» **Directions for this task**: Go through the listing and return every line with "screenshot" in it.

───── Dataset entries

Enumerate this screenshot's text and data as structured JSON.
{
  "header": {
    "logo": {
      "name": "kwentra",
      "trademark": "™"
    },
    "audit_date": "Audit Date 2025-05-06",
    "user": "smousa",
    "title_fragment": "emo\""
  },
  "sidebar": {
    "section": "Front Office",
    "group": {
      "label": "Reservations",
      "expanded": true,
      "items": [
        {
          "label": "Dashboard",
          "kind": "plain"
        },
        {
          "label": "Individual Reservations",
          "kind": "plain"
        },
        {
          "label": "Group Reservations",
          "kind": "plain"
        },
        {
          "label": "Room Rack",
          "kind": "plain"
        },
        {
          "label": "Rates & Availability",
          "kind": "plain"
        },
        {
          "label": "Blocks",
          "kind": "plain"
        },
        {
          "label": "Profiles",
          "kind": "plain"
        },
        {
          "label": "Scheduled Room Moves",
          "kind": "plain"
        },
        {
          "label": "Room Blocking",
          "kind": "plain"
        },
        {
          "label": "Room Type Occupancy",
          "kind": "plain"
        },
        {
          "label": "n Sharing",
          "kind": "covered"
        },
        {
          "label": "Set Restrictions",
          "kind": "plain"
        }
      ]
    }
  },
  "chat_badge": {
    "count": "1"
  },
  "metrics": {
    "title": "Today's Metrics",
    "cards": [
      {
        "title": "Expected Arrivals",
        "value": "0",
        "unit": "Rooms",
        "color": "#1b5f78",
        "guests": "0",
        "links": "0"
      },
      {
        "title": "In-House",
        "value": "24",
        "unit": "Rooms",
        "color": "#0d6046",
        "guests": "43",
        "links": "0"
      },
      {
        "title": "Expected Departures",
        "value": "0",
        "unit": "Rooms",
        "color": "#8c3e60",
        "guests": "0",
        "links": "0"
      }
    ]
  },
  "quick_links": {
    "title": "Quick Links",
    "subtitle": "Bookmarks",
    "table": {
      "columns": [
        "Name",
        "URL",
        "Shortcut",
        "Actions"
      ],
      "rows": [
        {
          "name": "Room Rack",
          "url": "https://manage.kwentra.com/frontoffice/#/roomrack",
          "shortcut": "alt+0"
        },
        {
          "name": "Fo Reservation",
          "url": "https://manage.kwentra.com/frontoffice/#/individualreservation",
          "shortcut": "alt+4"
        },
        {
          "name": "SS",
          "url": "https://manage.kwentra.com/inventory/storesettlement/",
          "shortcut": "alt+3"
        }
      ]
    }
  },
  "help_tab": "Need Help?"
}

──────────
───── Dataset entries

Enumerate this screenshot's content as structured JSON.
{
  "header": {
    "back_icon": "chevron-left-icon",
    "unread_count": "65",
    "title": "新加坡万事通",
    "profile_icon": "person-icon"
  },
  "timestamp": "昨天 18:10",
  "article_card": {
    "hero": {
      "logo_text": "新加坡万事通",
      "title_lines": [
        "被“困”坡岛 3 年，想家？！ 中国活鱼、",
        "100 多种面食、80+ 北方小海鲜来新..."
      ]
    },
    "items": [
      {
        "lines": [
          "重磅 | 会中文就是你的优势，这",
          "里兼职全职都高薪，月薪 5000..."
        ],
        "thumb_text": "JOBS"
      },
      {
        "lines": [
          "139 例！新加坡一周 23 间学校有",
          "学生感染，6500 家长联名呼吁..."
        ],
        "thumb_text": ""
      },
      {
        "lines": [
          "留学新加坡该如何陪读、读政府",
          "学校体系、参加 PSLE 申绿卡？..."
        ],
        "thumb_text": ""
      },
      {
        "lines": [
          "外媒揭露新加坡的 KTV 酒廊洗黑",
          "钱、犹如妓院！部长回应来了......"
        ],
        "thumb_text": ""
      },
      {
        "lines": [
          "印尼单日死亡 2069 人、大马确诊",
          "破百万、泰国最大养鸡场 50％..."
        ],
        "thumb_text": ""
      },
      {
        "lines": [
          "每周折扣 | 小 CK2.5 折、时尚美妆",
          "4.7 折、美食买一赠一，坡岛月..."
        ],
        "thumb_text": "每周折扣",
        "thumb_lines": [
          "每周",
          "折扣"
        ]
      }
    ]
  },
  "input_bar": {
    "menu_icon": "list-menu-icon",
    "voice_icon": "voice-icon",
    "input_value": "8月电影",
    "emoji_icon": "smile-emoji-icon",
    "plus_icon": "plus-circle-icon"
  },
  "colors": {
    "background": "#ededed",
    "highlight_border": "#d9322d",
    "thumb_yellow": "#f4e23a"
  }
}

──────────
───── Dataset entries

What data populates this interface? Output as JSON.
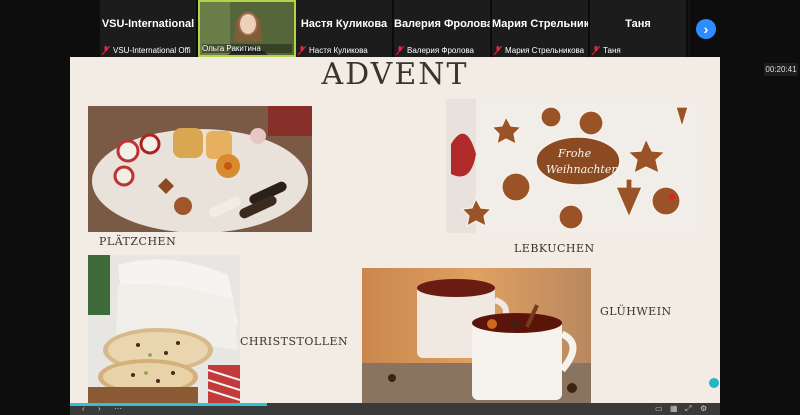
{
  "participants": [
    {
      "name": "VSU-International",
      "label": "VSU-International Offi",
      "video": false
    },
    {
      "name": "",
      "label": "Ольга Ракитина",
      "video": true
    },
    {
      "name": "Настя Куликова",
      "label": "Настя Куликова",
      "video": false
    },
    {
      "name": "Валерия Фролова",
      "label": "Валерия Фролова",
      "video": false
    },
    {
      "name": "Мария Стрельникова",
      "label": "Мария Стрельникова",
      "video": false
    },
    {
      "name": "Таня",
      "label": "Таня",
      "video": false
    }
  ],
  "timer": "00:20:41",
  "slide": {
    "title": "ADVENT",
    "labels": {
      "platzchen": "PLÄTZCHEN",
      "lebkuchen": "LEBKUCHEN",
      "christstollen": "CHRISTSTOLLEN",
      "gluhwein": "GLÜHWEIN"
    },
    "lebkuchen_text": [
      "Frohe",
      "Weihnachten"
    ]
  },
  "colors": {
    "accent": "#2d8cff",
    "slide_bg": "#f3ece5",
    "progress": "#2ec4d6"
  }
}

──────────

» **Exercise result**:
Enumerate this screenshot's text and data as structured JSON.
Enumerate this screenshot's content as structured JSON.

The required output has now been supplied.